* **Goal**
Scan the data below and pick out the lines containing the word "凭着一股力量".

Dataset entries:

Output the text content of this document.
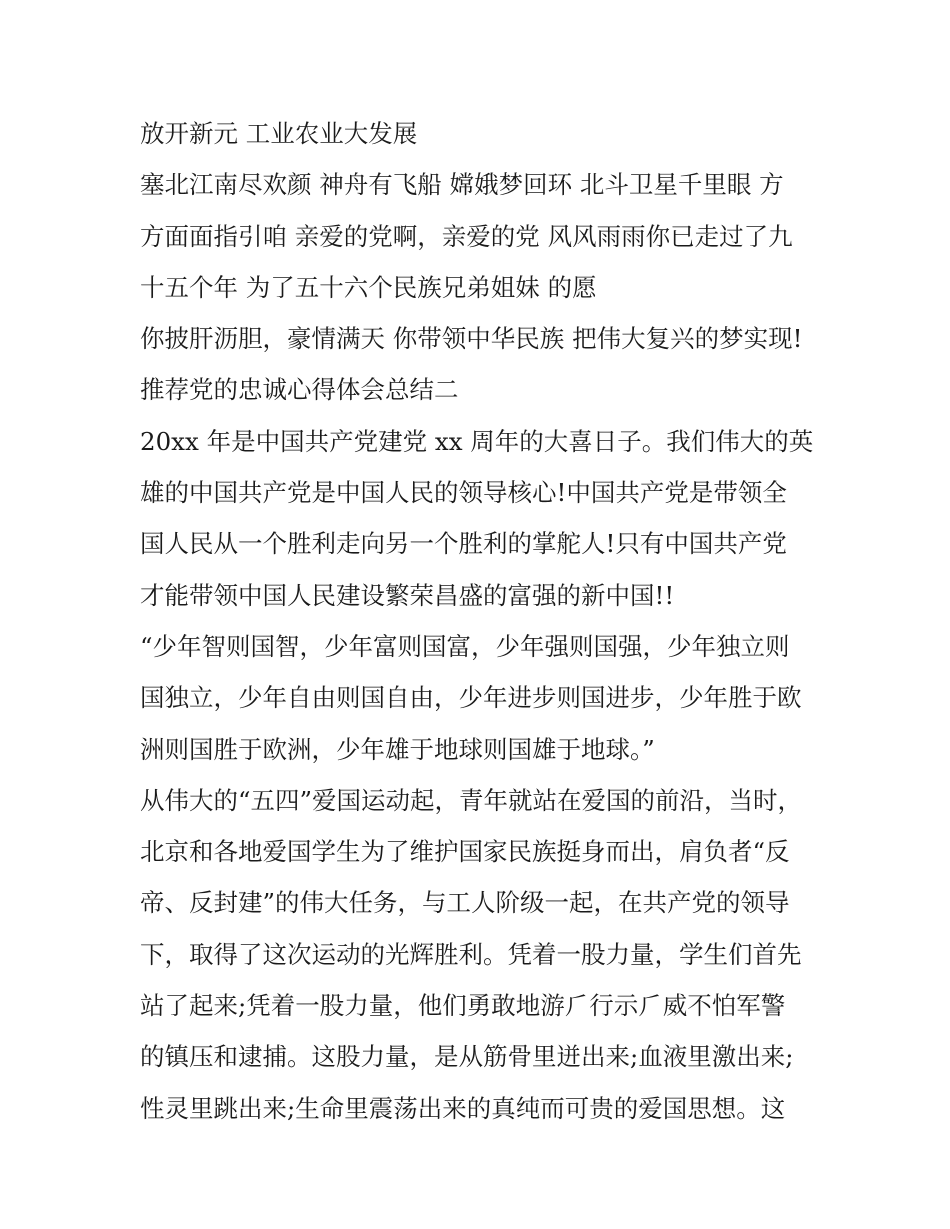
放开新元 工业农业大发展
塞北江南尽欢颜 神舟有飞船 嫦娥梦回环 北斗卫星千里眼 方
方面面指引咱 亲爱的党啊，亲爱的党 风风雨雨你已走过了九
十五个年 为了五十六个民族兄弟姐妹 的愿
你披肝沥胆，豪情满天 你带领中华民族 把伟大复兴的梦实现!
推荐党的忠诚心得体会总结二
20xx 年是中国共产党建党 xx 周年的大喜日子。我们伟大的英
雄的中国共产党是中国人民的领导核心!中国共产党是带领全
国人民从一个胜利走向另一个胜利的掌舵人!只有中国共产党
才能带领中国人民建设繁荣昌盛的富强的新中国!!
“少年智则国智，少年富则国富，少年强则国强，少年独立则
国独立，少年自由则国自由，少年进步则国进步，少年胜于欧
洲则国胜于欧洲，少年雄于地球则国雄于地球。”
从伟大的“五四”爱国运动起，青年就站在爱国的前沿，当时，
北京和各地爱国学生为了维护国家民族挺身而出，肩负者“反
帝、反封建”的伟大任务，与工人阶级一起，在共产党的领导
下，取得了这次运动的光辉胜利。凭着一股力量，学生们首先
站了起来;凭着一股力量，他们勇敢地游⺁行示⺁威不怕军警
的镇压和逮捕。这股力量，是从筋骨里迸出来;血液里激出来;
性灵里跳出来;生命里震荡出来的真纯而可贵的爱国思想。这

* **The answer**
下，取得了这次运动的光辉胜利。凭着一股力量，学生们首先
站了起来;凭着一股力量，他们勇敢地游⺁行示⺁威不怕军警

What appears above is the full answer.